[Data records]
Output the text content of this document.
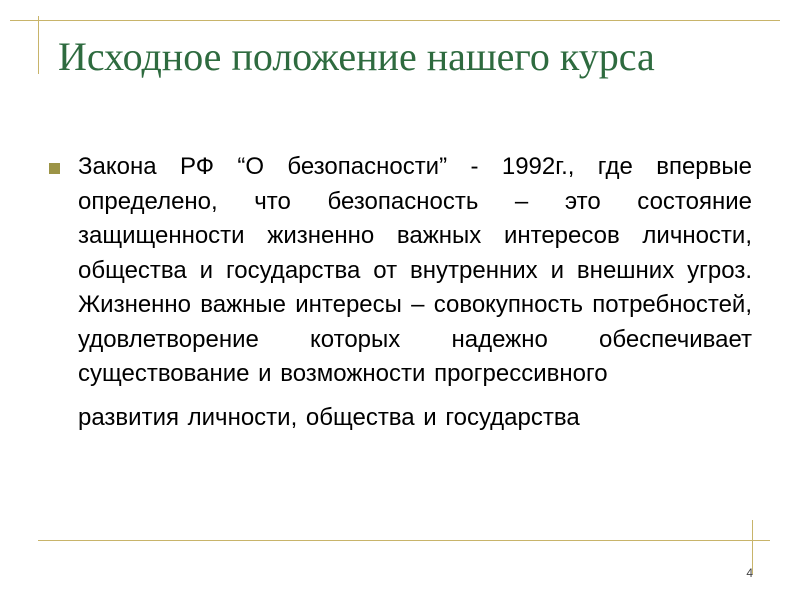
Исходное положение нашего курса
Закона РФ “О безопасности” - 1992г., где впервые определено, что безопасность – это состояние защищенности жизненно важных интересов личности, общества и государства от внутренних и внешних угроз. Жизненно важные интересы – совокупность потребностей, удовлетворение которых надежно обеспечивает существование и возможности прогрессивного
развития личности, общества и государства
4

Objective: Your copy should hold every record word for word and none of the pictures.

Problem solution:
Output the text content of this document.
Исходное положение нашего курса
Закона РФ “О безопасности” - 1992г., где впервые определено, что безопасность – это состояние защищенности жизненно важных интересов личности, общества и государства от внутренних и внешних угроз. Жизненно важные интересы – совокупность потребностей, удовлетворение которых надежно обеспечивает существование и возможности прогрессивного
развития личности, общества и государства
4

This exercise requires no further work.